* [WHAT THE EXERCISE ASKS] Extract all lines containing "variable".

Stored items from a collection:
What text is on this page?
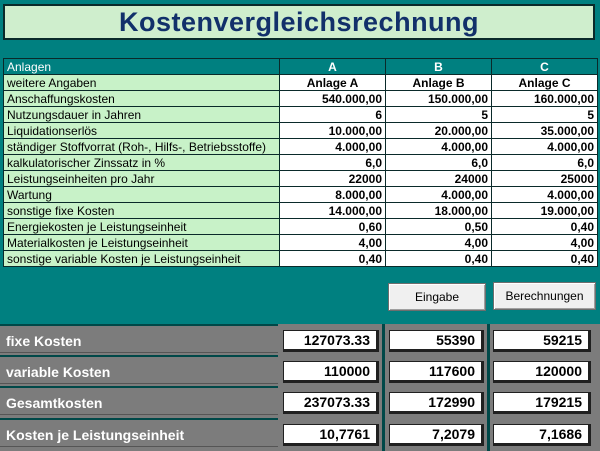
Kostenvergleichsrechnung
Anlagen	A	B	C
weitere Angaben	Anlage A	Anlage B	Anlage C
Anschaffungskosten	540.000,00	150.000,00	160.000,00
Nutzungsdauer in Jahren	6	5	5
Liquidationserlös	10.000,00	20.000,00	35.000,00
ständiger Stoffvorrat (Roh-, Hilfs-, Betriebsstoffe)	4.000,00	4.000,00	4.000,00
kalkulatorischer Zinssatz in %	6,0	6,0	6,0
Leistungseinheiten pro Jahr	22000	24000	25000
Wartung	8.000,00	4.000,00	4.000,00
sonstige fixe Kosten	14.000,00	18.000,00	19.000,00
Energiekosten je Leistungseinheit	0,60	0,50	0,40
Materialkosten je Leistungseinheit	4,00	4,00	4,00
sonstige variable Kosten je Leistungseinheit	0,40	0,40	0,40
Eingabe	Berechnungen
fixe Kosten	127073.33	55390	59215
variable Kosten	110000	117600	120000
Gesamtkosten	237073.33	172990	179215
Kosten je Leistungseinheit	10,7761	7,2079	7,1686
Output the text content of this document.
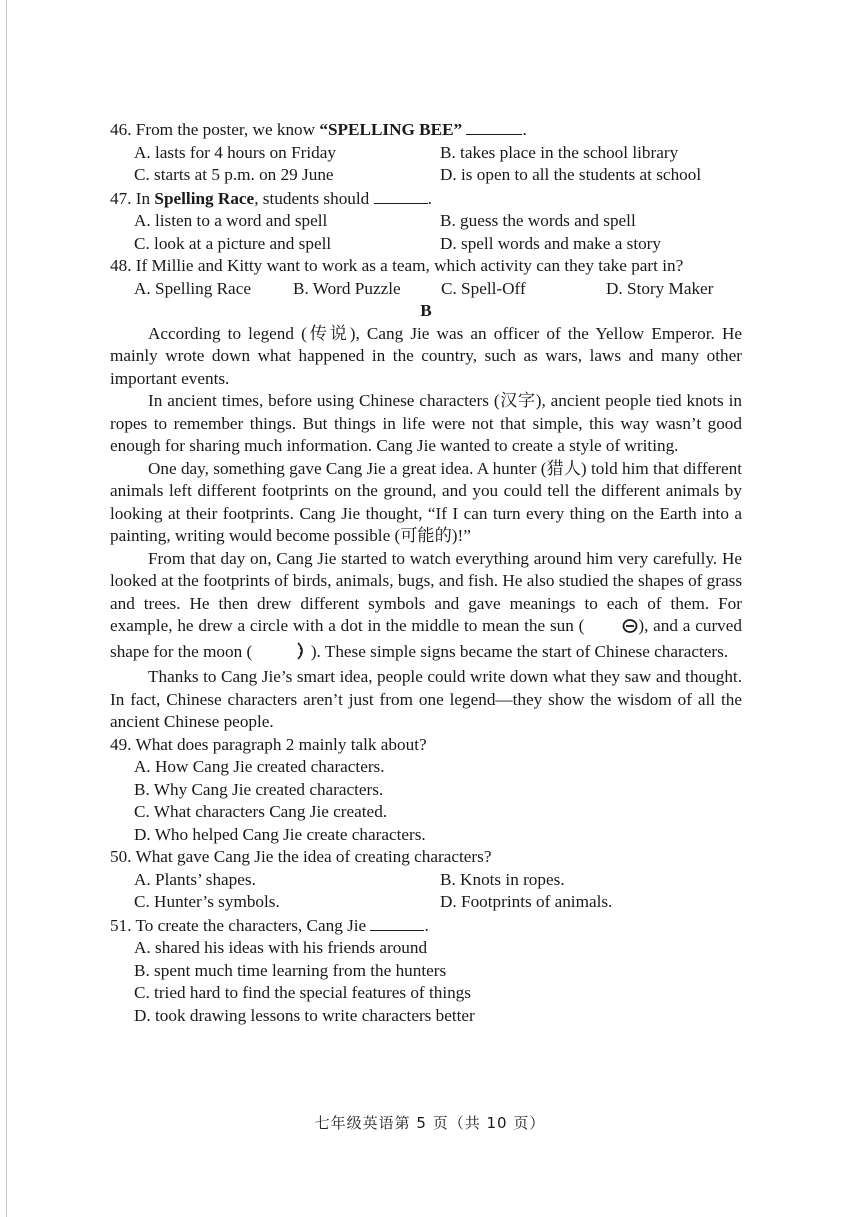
46. From the poster, we know “SPELLING BEE”	.

A. lasts for 4 hours on Friday	B. takes place in the school library
C. starts at 5 p.m. on 29 June	D. is open to all the students at school

47. In Spelling Race, students should	.

A. listen to a word and spell	B. guess the words and spell
C. look at a picture and spell	D. spell words and make a story

48. If Millie and Kitty want to work as a team, which activity can they take part in?

A. Spelling Race	B. Word Puzzle	C. Spell-Off	D. Story Maker

B

According to legend (传说), Cang Jie was an officer of the Yellow Emperor. He mainly wrote down what happened in the country, such as wars, laws and many other important events.

In ancient times, before using Chinese characters (汉字), ancient people tied knots in ropes to remember things. But things in life were not that simple, this way wasn’t good enough for sharing much information. Cang Jie wanted to create a style of writing.

One day, something gave Cang Jie a great idea. A hunter (猎人) told him that different animals left different footprints on the ground, and you could tell the different animals by looking at their footprints. Cang Jie thought, “If I can turn every thing on the Earth into a painting, writing would become possible (可能的)!”

From that day on, Cang Jie started to watch everything around him very carefully. He looked at the footprints of birds, animals, bugs, and fish. He also studied the shapes of grass and trees. He then drew different symbols and gave meanings to each of them. For example, he drew a circle with a dot in the middle to mean the sun (	), and a curved shape for the moon (	). These simple signs became the start of Chinese characters.

Thanks to Cang Jie’s smart idea, people could write down what they saw and thought. In fact, Chinese characters aren’t just from one legend—they show the wisdom of all the ancient Chinese people.

49. What does paragraph 2 mainly talk about?

A. How Cang Jie created characters.
B. Why Cang Jie created characters.
C. What characters Cang Jie created.
D. Who helped Cang Jie create characters.

50. What gave Cang Jie the idea of creating characters?

A. Plants’ shapes.	B. Knots in ropes.
C. Hunter’s symbols.	D. Footprints of animals.

51. To create the characters, Cang Jie	.

A. shared his ideas with his friends around
B. spent much time learning from the hunters
C. tried hard to find the special features of things
D. took drawing lessons to write characters better
七年级英语第 5 页（共 10 页）
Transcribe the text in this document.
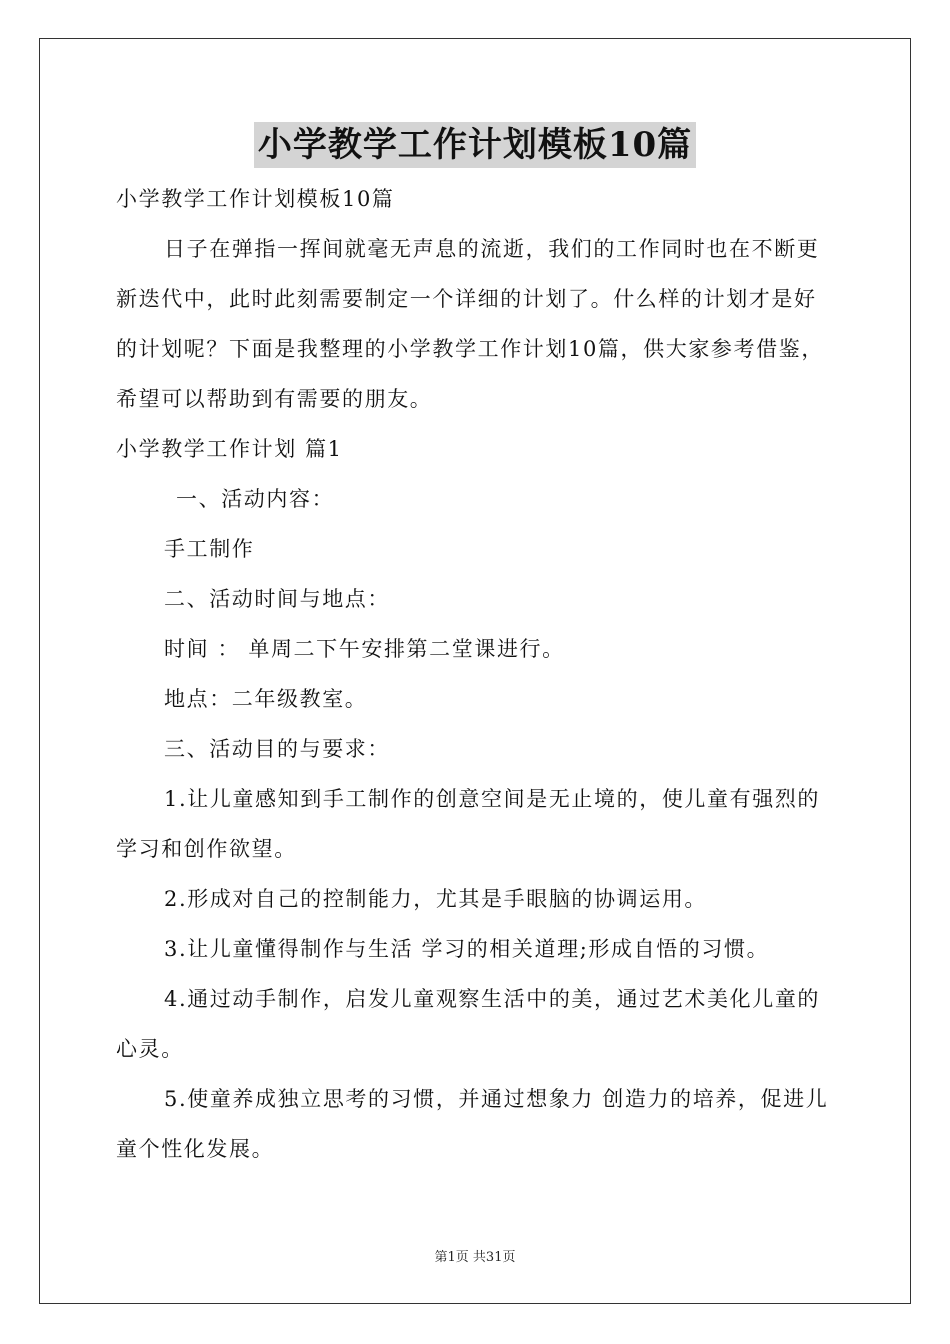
小学教学工作计划模板10篇

小学教学工作计划模板10篇

日子在弹指一挥间就毫无声息的流逝，我们的工作同时也在不断更新迭代中，此时此刻需要制定一个详细的计划了。什么样的计划才是好的计划呢？下面是我整理的小学教学工作计划10篇，供大家参考借鉴，希望可以帮助到有需要的朋友。

小学教学工作计划 篇1

一、活动内容：

手工制作

二、活动时间与地点：

时间 ： 单周二下午安排第二堂课进行。

地点：二年级教室。

三、活动目的与要求：

1.让儿童感知到手工制作的创意空间是无止境的，使儿童有强烈的学习和创作欲望。

2.形成对自己的控制能力，尤其是手眼脑的协调运用。

3.让儿童懂得制作与生活 学习的相关道理;形成自悟的习惯。

4.通过动手制作，启发儿童观察生活中的美，通过艺术美化儿童的心灵。

5.使童养成独立思考的习惯，并通过想象力 创造力的培养，促进儿童个性化发展。

第1页 共31页
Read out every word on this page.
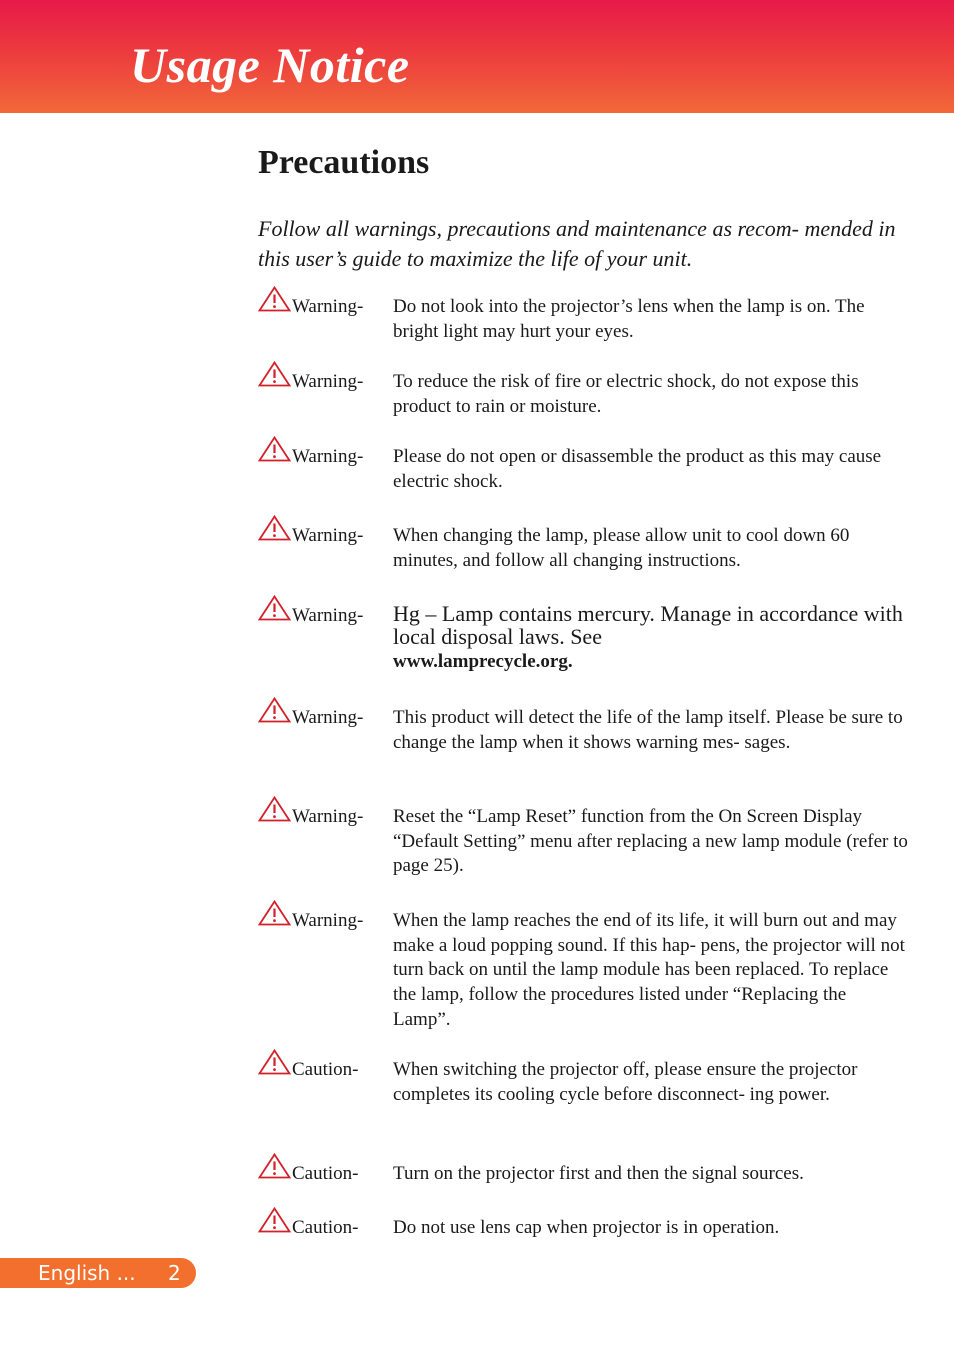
Usage Notice
Precautions

Follow all warnings, precautions and maintenance as recom- mended in this user’s guide to maximize the life of your unit.

Warning- Do not look into the projector’s lens when the lamp is on. The bright light may hurt your eyes.
Warning- To reduce the risk of fire or electric shock, do not expose this product to rain or moisture.
Warning- Please do not open or disassemble the product as this may cause electric shock.
Warning- When changing the lamp, please allow unit to cool down 60 minutes, and follow all changing instructions.
Warning- Hg – Lamp contains mercury. Manage in accordance with local disposal laws. See
www.lamprecycle.org.
Warning- This product will detect the life of the lamp itself. Please be sure to change the lamp when it shows warning mes- sages.
Warning- Reset the “Lamp Reset” function from the On Screen Display “Default Setting” menu after replacing a new lamp module (refer to page 25).
Warning- When the lamp reaches the end of its life, it will burn out and may make a loud popping sound. If this hap- pens, the projector will not turn back on until the lamp module has been replaced. To replace the lamp, follow the procedures listed under “Replacing the Lamp”.
Caution- When switching the projector off, please ensure the projector completes its cooling cycle before disconnect- ing power.
Caution- Turn on the projector first and then the signal sources.
Caution- Do not use lens cap when projector is in operation.
English ... 2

* [FULL ANSWER]
sonstige variable Kosten je Leistungseinheit	0,40	0,40	0,40
variable Kosten	110000	117600	120000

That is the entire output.